**TASK MATERIAL**
--------------------------------

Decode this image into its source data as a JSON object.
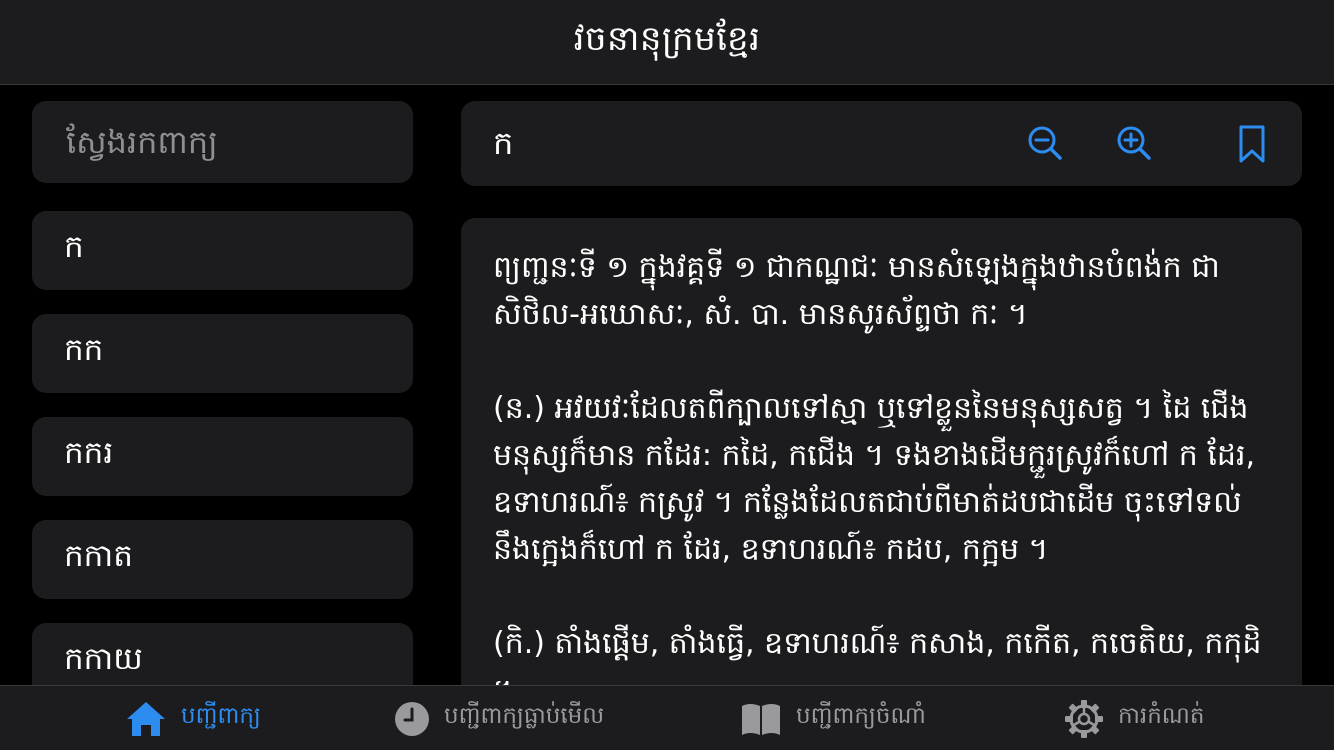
{
  "header": {
    "title": "វចនានុក្រមខ្មែរ"
  },
  "search": {
    "placeholder": "ស្វែងរកពាក្យ",
    "value": ""
  },
  "word_list": {
    "items": [
      "ក",
      "កក",
      "កករ",
      "កកាត",
      "កកាយ"
    ]
  },
  "toolbar": {
    "current_word": "ក",
    "zoom_out_icon": "zoom-out-icon",
    "zoom_in_icon": "zoom-in-icon",
    "bookmark_icon": "bookmark-icon"
  },
  "definition": {
    "paragraphs": [
      "ព្យញ្ជនៈទី ១ ក្នុងវគ្គទី ១ ជាកណ្ឋជៈ មានសំឡេងក្នុងឋានបំពង់ក ជាសិថិល-អឃោសៈ, សំ. បា. មានសូរស័ព្ទថា កៈ ។",
      "(ន.) អវយវៈដែលតពីក្បាលទៅស្មា ឬទៅខ្លួននៃមនុស្សសត្វ ។ ដៃ ជើងមនុស្សក៏មាន កដែរ: កដៃ, កជើង ។ ទងខាងដើមក្ជួរស្រូវក៏ហៅ ក ដែរ, ឧទាហរណ៍៖ កស្រូវ ។ កន្លែងដែលតជាប់ពីមាត់ដបជាដើម ចុះទៅទល់នឹងក្អេងក៏ហៅ ក ដែរ, ឧទាហរណ៍៖ កដប, កក្អម ។",
      "(កិ.) តាំងផ្ដើម, តាំងធ្វើ, ឧទាហរណ៍៖ កសាង, កកើត, កចេតិយ, កកុដិ ។"
    ]
  },
  "tabbar": {
    "tabs": [
      {
        "label": "បញ្ជីពាក្យ",
        "icon": "home-icon",
        "active": true
      },
      {
        "label": "បញ្ជីពាក្យធ្លាប់មើល",
        "icon": "clock-icon",
        "active": false
      },
      {
        "label": "បញ្ជីពាក្យចំណាំ",
        "icon": "book-icon",
        "active": false
      },
      {
        "label": "ការកំណត់",
        "icon": "gear-icon",
        "active": false
      }
    ]
  },
  "colors": {
    "accent": "#2d8cf0",
    "background": "#000000",
    "surface": "#1c1c1e",
    "inactive": "#9a9a9e"
  }
}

--------------------------------

**WHAT YOU ARE ASKED TO DO**
Return all of the entries word for word, but omit the pictures.

**SOLUTION BELOW**
Decode this image into its source data as a JSON object.
{
  "header": {
    "title": "វចនានុក្រមខ្មែរ"
  },
  "search": {
    "placeholder": "ស្វែងរកពាក្យ",
    "value": ""
  },
  "word_list": {
    "items": [
      "ក",
      "កក",
      "កករ",
      "កកាត",
      "កកាយ"
    ]
  },
  "toolbar": {
    "current_word": "ក",
    "zoom_out_icon": "zoom-out-icon",
    "zoom_in_icon": "zoom-in-icon",
    "bookmark_icon": "bookmark-icon"
  },
  "definition": {
    "paragraphs": [
      "ព្យញ្ជនៈទី ១ ក្នុងវគ្គទី ១ ជាកណ្ឋជៈ មានសំឡេងក្នុងឋានបំពង់ក ជាសិថិល-អឃោសៈ, សំ. បា. មានសូរស័ព្ទថា កៈ ។",
      "(ន.) អវយវៈដែលតពីក្បាលទៅស្មា ឬទៅខ្លួននៃមនុស្សសត្វ ។ ដៃ ជើងមនុស្សក៏មាន កដែរ: កដៃ, កជើង ។ ទងខាងដើមក្ជួរស្រូវក៏ហៅ ក ដែរ, ឧទាហរណ៍៖ កស្រូវ ។ កន្លែងដែលតជាប់ពីមាត់ដបជាដើម ចុះទៅទល់នឹងក្អេងក៏ហៅ ក ដែរ, ឧទាហរណ៍៖ កដប, កក្អម ។",
      "(កិ.) តាំងផ្ដើម, តាំងធ្វើ, ឧទាហរណ៍៖ កសាង, កកើត, កចេតិយ, កកុដិ ។"
    ]
  },
  "tabbar": {
    "tabs": [
      {
        "label": "បញ្ជីពាក្យ",
        "icon": "home-icon",
        "active": true
      },
      {
        "label": "បញ្ជីពាក្យធ្លាប់មើល",
        "icon": "clock-icon",
        "active": false
      },
      {
        "label": "បញ្ជីពាក្យចំណាំ",
        "icon": "book-icon",
        "active": false
      },
      {
        "label": "ការកំណត់",
        "icon": "gear-icon",
        "active": false
      }
    ]
  },
  "colors": {
    "accent": "#2d8cf0",
    "background": "#000000",
    "surface": "#1c1c1e",
    "inactive": "#9a9a9e"
  }
}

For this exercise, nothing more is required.